%%

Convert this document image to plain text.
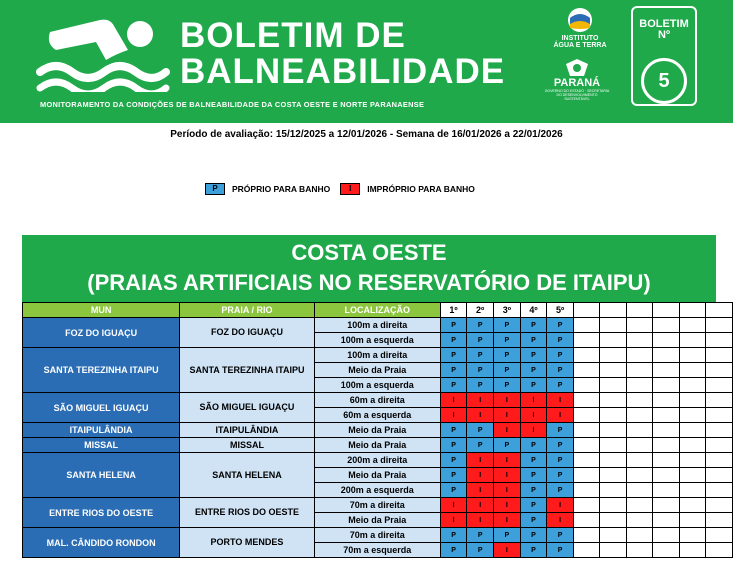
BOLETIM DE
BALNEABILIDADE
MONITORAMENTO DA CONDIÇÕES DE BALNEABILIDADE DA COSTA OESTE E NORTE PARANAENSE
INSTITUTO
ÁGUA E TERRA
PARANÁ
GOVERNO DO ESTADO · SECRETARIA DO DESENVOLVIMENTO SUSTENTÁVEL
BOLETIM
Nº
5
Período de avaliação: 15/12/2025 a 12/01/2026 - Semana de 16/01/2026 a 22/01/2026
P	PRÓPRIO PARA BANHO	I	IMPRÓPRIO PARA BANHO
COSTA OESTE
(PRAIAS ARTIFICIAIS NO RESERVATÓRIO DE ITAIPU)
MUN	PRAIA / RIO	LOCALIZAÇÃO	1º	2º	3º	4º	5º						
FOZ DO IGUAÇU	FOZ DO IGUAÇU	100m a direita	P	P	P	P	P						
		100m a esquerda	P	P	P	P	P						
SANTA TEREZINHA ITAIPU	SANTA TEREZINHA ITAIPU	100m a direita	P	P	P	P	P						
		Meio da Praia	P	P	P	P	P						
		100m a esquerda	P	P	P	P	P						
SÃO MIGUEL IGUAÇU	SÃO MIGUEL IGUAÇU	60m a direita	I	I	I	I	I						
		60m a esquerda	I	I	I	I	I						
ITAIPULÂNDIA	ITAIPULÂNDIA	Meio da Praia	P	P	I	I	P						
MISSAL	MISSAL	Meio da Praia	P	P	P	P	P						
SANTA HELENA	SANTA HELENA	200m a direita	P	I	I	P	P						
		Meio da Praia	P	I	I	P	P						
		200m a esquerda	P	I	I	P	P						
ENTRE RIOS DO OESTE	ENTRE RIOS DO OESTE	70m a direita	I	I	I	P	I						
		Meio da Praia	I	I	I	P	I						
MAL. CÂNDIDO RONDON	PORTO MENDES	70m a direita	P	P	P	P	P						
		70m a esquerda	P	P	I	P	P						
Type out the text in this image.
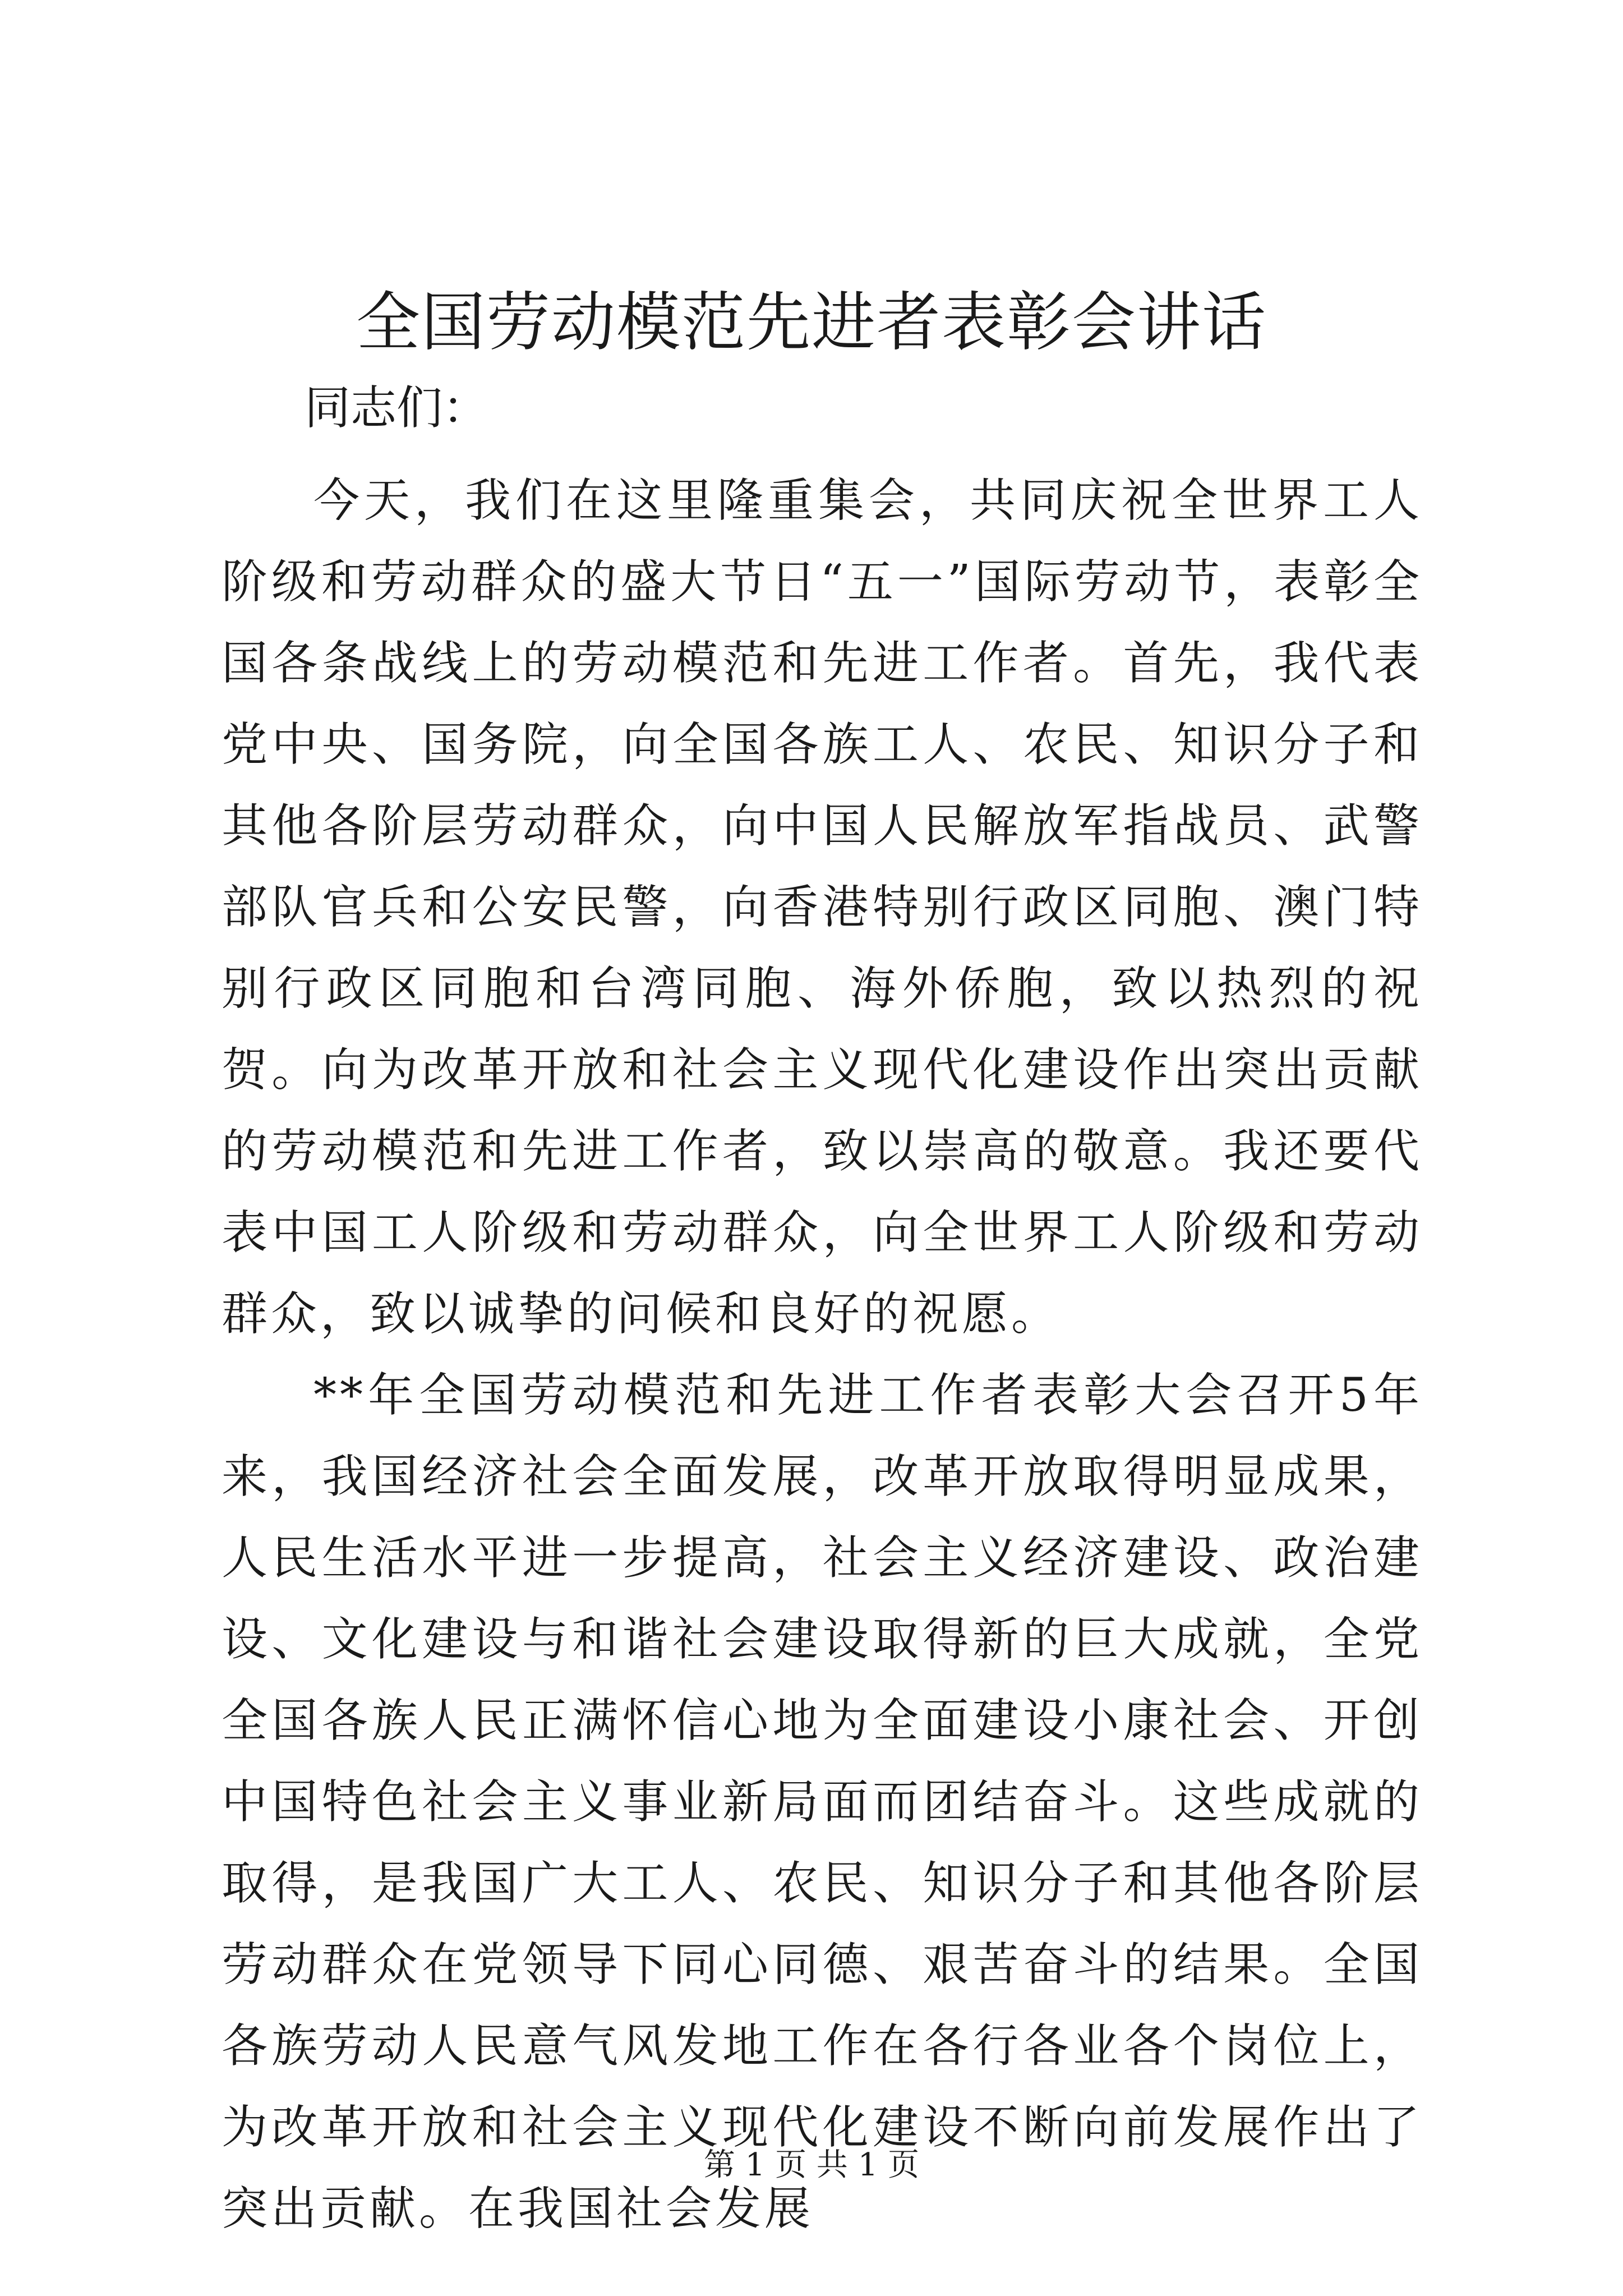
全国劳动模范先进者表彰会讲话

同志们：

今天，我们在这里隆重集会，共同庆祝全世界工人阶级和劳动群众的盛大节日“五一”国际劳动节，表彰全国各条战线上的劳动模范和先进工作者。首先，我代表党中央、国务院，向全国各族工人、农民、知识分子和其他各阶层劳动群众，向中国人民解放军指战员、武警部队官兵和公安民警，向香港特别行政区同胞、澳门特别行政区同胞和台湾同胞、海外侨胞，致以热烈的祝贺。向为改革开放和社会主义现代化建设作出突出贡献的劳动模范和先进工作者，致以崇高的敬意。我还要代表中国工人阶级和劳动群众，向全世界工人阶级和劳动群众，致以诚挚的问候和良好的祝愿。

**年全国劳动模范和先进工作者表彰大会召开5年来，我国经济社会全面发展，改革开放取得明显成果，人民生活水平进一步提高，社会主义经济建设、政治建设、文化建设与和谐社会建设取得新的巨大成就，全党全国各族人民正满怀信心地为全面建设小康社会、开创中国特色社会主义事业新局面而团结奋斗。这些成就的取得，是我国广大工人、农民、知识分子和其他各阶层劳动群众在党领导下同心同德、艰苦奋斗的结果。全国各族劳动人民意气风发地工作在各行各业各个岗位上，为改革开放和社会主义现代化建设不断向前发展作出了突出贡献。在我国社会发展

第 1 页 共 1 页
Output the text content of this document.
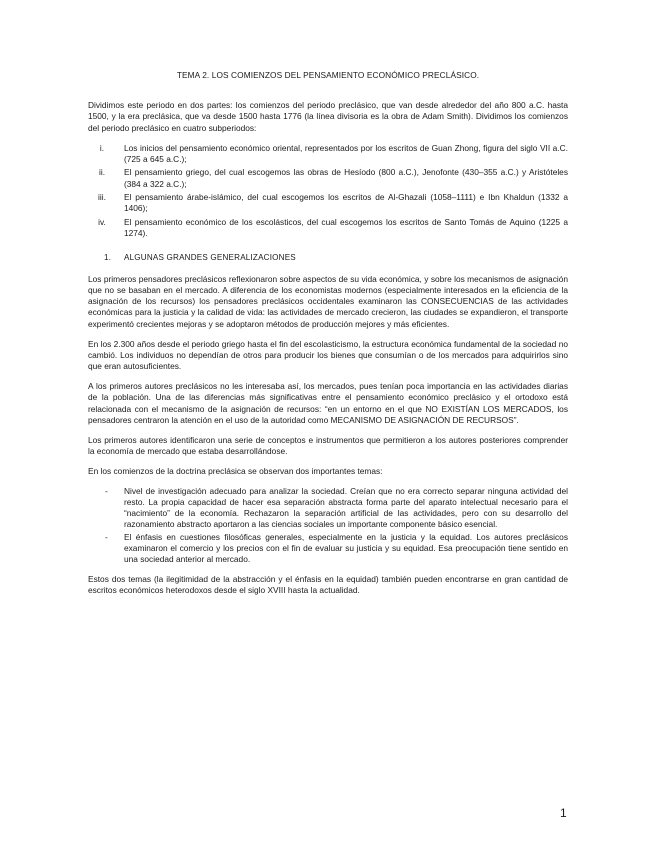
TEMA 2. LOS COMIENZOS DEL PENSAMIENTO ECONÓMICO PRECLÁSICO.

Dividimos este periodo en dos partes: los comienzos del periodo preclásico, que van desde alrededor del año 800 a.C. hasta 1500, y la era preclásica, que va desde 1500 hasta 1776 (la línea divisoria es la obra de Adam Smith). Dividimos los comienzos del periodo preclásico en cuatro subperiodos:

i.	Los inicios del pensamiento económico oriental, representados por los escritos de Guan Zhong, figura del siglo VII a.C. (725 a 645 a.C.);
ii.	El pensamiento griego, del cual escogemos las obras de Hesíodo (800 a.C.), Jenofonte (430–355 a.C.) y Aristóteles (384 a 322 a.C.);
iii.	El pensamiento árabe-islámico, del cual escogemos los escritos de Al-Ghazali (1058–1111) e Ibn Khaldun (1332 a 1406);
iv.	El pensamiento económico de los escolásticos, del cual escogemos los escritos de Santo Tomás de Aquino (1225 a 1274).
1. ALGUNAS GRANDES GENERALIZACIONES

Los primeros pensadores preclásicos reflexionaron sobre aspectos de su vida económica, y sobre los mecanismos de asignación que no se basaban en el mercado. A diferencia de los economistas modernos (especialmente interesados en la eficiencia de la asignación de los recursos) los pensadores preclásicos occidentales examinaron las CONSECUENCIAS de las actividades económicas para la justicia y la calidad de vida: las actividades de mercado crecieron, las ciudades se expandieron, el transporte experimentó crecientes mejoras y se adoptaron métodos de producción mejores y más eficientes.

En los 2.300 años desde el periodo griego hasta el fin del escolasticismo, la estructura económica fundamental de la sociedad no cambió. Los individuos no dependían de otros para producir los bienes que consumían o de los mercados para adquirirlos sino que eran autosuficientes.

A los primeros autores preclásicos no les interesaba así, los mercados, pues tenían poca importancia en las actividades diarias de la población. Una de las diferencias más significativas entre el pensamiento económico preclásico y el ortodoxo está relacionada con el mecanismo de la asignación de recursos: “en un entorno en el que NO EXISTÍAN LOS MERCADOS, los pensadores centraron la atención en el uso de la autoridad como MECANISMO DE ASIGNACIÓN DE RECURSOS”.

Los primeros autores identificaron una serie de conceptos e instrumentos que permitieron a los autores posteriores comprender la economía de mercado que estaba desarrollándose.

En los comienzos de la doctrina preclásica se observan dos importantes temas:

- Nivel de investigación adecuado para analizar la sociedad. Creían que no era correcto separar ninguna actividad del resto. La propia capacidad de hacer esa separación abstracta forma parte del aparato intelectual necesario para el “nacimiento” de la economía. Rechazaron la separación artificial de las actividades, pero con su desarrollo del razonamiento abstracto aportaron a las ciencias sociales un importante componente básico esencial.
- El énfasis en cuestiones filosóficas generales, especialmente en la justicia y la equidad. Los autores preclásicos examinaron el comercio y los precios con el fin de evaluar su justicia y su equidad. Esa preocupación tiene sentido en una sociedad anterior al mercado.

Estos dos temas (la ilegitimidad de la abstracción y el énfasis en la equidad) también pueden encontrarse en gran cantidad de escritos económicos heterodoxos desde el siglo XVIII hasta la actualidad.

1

%%

Reproduce all the records verbatim, excluding images.

Convert this document image to plain text.
BOLETIM DE
BALNEABILIDADE
MONITORAMENTO DA CONDIÇÕES DE BALNEABILIDADE DA COSTA OESTE E NORTE PARANAENSE
INSTITUTO
ÁGUA E TERRA
PARANÁ
GOVERNO DO ESTADO · SECRETARIA DO DESENVOLVIMENTO SUSTENTÁVEL
BOLETIM
Nº
5
Período de avaliação: 15/12/2025 a 12/01/2026 - Semana de 16/01/2026 a 22/01/2026
P	PRÓPRIO PARA BANHO	I	IMPRÓPRIO PARA BANHO
COSTA OESTE
(PRAIAS ARTIFICIAIS NO RESERVATÓRIO DE ITAIPU)
MUN	PRAIA / RIO	LOCALIZAÇÃO	1º	2º	3º	4º	5º						
FOZ DO IGUAÇU	FOZ DO IGUAÇU	100m a direita	P	P	P	P	P						
		100m a esquerda	P	P	P	P	P						
SANTA TEREZINHA ITAIPU	SANTA TEREZINHA ITAIPU	100m a direita	P	P	P	P	P						
		Meio da Praia	P	P	P	P	P						
		100m a esquerda	P	P	P	P	P						
SÃO MIGUEL IGUAÇU	SÃO MIGUEL IGUAÇU	60m a direita	I	I	I	I	I						
		60m a esquerda	I	I	I	I	I						
ITAIPULÂNDIA	ITAIPULÂNDIA	Meio da Praia	P	P	I	I	P						
MISSAL	MISSAL	Meio da Praia	P	P	P	P	P						
SANTA HELENA	SANTA HELENA	200m a direita	P	I	I	P	P						
		Meio da Praia	P	I	I	P	P						
		200m a esquerda	P	I	I	P	P						
ENTRE RIOS DO OESTE	ENTRE RIOS DO OESTE	70m a direita	I	I	I	P	I						
		Meio da Praia	I	I	I	P	I						
MAL. CÂNDIDO RONDON	PORTO MENDES	70m a direita	P	P	P	P	P						
		70m a esquerda	P	P	I	P	P						
Type out the text in this image.
全国劳动模范先进者表彰会讲话

同志们：

今天，我们在这里隆重集会，共同庆祝全世界工人阶级和劳动群众的盛大节日“五一”国际劳动节，表彰全国各条战线上的劳动模范和先进工作者。首先，我代表党中央、国务院，向全国各族工人、农民、知识分子和其他各阶层劳动群众，向中国人民解放军指战员、武警部队官兵和公安民警，向香港特别行政区同胞、澳门特别行政区同胞和台湾同胞、海外侨胞，致以热烈的祝贺。向为改革开放和社会主义现代化建设作出突出贡献的劳动模范和先进工作者，致以崇高的敬意。我还要代表中国工人阶级和劳动群众，向全世界工人阶级和劳动群众，致以诚挚的问候和良好的祝愿。

**年全国劳动模范和先进工作者表彰大会召开5年来，我国经济社会全面发展，改革开放取得明显成果，人民生活水平进一步提高，社会主义经济建设、政治建设、文化建设与和谐社会建设取得新的巨大成就，全党全国各族人民正满怀信心地为全面建设小康社会、开创中国特色社会主义事业新局面而团结奋斗。这些成就的取得，是我国广大工人、农民、知识分子和其他各阶层劳动群众在党领导下同心同德、艰苦奋斗的结果。全国各族劳动人民意气风发地工作在各行各业各个岗位上，为改革开放和社会主义现代化建设不断向前发展作出了突出贡献。在我国社会发展

第 1 页 共 1 页
Output the text content of this document.
TEMA 2. LOS COMIENZOS DEL PENSAMIENTO ECONÓMICO PRECLÁSICO.

Dividimos este periodo en dos partes: los comienzos del periodo preclásico, que van desde alrededor del año 800 a.C. hasta 1500, y la era preclásica, que va desde 1500 hasta 1776 (la línea divisoria es la obra de Adam Smith). Dividimos los comienzos del periodo preclásico en cuatro subperiodos:

i.	Los inicios del pensamiento económico oriental, representados por los escritos de Guan Zhong, figura del siglo VII a.C. (725 a 645 a.C.);
ii.	El pensamiento griego, del cual escogemos las obras de Hesíodo (800 a.C.), Jenofonte (430–355 a.C.) y Aristóteles (384 a 322 a.C.);
iii.	El pensamiento árabe-islámico, del cual escogemos los escritos de Al-Ghazali (1058–1111) e Ibn Khaldun (1332 a 1406);
iv.	El pensamiento económico de los escolásticos, del cual escogemos los escritos de Santo Tomás de Aquino (1225 a 1274).
1. ALGUNAS GRANDES GENERALIZACIONES

Los primeros pensadores preclásicos reflexionaron sobre aspectos de su vida económica, y sobre los mecanismos de asignación que no se basaban en el mercado. A diferencia de los economistas modernos (especialmente interesados en la eficiencia de la asignación de los recursos) los pensadores preclásicos occidentales examinaron las CONSECUENCIAS de las actividades económicas para la justicia y la calidad de vida: las actividades de mercado crecieron, las ciudades se expandieron, el transporte experimentó crecientes mejoras y se adoptaron métodos de producción mejores y más eficientes.

En los 2.300 años desde el periodo griego hasta el fin del escolasticismo, la estructura económica fundamental de la sociedad no cambió. Los individuos no dependían de otros para producir los bienes que consumían o de los mercados para adquirirlos sino que eran autosuficientes.

A los primeros autores preclásicos no les interesaba así, los mercados, pues tenían poca importancia en las actividades diarias de la población. Una de las diferencias más significativas entre el pensamiento económico preclásico y el ortodoxo está relacionada con el mecanismo de la asignación de recursos: “en un entorno en el que NO EXISTÍAN LOS MERCADOS, los pensadores centraron la atención en el uso de la autoridad como MECANISMO DE ASIGNACIÓN DE RECURSOS”.

Los primeros autores identificaron una serie de conceptos e instrumentos que permitieron a los autores posteriores comprender la economía de mercado que estaba desarrollándose.

En los comienzos de la doctrina preclásica se observan dos importantes temas:

- Nivel de investigación adecuado para analizar la sociedad. Creían que no era correcto separar ninguna actividad del resto. La propia capacidad de hacer esa separación abstracta forma parte del aparato intelectual necesario para el “nacimiento” de la economía. Rechazaron la separación artificial de las actividades, pero con su desarrollo del razonamiento abstracto aportaron a las ciencias sociales un importante componente básico esencial.
- El énfasis en cuestiones filosóficas generales, especialmente en la justicia y la equidad. Los autores preclásicos examinaron el comercio y los precios con el fin de evaluar su justicia y su equidad. Esa preocupación tiene sentido en una sociedad anterior al mercado.

Estos dos temas (la ilegitimidad de la abstracción y el énfasis en la equidad) también pueden encontrarse en gran cantidad de escritos económicos heterodoxos desde el siglo XVIII hasta la actualidad.

1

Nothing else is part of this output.